======== Provided records

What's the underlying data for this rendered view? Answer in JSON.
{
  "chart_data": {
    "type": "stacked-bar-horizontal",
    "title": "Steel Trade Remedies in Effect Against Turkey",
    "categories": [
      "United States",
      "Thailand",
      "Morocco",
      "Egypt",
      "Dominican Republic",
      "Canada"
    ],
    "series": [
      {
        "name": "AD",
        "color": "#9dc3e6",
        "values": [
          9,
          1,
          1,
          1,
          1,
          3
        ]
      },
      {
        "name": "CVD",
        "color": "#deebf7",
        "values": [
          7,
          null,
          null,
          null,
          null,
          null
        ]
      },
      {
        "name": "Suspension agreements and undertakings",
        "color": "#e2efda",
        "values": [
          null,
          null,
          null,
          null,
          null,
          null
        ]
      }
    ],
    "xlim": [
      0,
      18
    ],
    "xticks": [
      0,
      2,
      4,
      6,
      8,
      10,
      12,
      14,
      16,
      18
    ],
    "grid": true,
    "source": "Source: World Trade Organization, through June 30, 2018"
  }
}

================

**Goal**.
Read the data above and pull out each line that holds the string "Trade".

**Response below**.
    "title": "Steel Trade Remedies in Effect Against Turkey",
    "source": "Source: World Trade Organization, through June 30, 2018"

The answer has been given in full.